··· Excerpted text ···
On the eve of the agency’s re-evaluation of the drug, the Senate Finance Committee wrote a letter to FDA Commissioner Margaret Hamburg demanding that she remove the drug from the market. That committee had maintained an ongoing inquiry into Avandia. It found that GlaxoSmithKline withheld studies on Avandia from FDA and the public that called into question the drug’s safety and actively promoted the drug as comparatively safe and efficacious despite the known safety risks. The Committee wrote to Commissioner Hamburg: “The totality of evidence suggests that GSK was aware of the possible cardiac risks associated with Avandia years before such evidence became public . . . Based on this knowledge, GSK had a duty to sufficiently warn patients and the FDA of its concerns in a timely manner. Instead, GSK executives intimidated independent physicians, focused on strategies to minimize findings that Avandia may increase cardiovascular risk, and sought ways to downplay findings that the rival drug Actos might reduce cardiovascular risk.”
The Senate Finance Committee based its findings, in part, on internal GlaxoSmithKline emails, revealing high level company awareness of the cardiovascular risks of Avandia as early as 2000. The Committee also identified a GlaxoSmithKline ghostwriting campaign where the company would solicit articles from medical professionals lauding the drug as comparatively safe and effective for publication in medical journals without the journals knowing of the company’s involvement. The Committee faulted FDA for letting the drug remain on the market despite the 83,000 adverse event reports FDA received between 1999 and 2007 tying the drug to cardiovascular risks.
··· Supplied data ···
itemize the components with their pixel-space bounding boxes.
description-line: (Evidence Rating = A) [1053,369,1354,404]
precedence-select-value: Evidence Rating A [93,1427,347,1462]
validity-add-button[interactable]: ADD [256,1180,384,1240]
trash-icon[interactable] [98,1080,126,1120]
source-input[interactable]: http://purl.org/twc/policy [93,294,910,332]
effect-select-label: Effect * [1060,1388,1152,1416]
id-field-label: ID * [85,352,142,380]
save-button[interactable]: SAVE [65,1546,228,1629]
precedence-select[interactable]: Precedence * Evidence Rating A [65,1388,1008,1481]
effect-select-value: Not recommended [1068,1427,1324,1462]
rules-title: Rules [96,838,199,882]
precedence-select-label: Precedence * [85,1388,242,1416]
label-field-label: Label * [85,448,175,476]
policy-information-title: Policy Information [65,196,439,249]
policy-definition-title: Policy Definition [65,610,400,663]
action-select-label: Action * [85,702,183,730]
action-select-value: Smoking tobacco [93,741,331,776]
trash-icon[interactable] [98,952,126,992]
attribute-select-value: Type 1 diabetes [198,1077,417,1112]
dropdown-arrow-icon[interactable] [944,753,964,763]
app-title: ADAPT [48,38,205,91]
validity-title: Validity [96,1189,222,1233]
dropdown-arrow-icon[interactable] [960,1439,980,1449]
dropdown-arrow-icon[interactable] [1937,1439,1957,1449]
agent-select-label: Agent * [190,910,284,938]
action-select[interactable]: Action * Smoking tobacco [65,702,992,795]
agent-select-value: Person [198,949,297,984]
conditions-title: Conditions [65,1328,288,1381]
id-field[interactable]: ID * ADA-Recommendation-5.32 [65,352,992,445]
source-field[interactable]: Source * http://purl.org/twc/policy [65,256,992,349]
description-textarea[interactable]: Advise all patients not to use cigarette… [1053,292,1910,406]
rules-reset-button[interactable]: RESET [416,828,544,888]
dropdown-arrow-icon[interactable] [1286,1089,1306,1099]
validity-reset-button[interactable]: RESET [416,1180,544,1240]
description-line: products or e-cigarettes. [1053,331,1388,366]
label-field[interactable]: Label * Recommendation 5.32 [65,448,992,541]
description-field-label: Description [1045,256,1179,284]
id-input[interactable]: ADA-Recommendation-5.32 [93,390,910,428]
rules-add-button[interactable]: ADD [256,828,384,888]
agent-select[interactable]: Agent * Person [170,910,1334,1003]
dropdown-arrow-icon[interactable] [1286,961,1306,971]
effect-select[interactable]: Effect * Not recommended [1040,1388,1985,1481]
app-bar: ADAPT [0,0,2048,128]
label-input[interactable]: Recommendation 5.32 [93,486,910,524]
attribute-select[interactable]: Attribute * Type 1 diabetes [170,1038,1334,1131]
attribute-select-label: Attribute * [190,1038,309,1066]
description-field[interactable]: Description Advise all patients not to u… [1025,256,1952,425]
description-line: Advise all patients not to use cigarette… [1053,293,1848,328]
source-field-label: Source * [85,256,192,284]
···
> **Explore the material**:
A. In the Avandia text, how many adverse event reports linking the drug to cardiovascular risks did FDA receive between 1999 and 2007?
B. Continue the text about the Senate inquiry into Avandia, starting after its last sentence.

> **Results by task**:
A. 83,000

B.
This overwhelming evidence against Avandia would lead any reasonable person to conclude that the drug ought not be on the market, particularly because other drugs that are for the same condition pose far fewer risks. Did Obama’s FDA Commissioner, Margaret Hamburgh (who prides herself on enforcement of the law) demand the drug be removed? Not at all.
She ensured that it could continue to be available to those now on it, and largely limited her restriction of its use to new patients. In other words, she gave GlaxoSmithKline an opportunity to wind down its affairs with Avandia while millions of people worldwide would remain at an elevated risk of heart attacks, heart failure, strokes, and death. And if a patient so suffers, who will account in the law for the homicide? Not Commissioner Hamburg, not GlaxoSmithKline, not anyone responsible. So much for law enforcement, Madam Commissioner.
On September 23, 2010, FDA required GlaxoSmithKline to submit a Risk Evaluation and Mitigation Strategy (REMS) for the drug. Under the REMS, the drug can remain available to patients already taking it with written informed consent. Future patients can receive the drug if they cannot achieve glycemic control on other drugs.
Once again we see that the FDA is a captive of the drug industry. The agency proceeds like a blind jockey atop the drug elephant. Wherever that beast takes it, FDA is sure to go.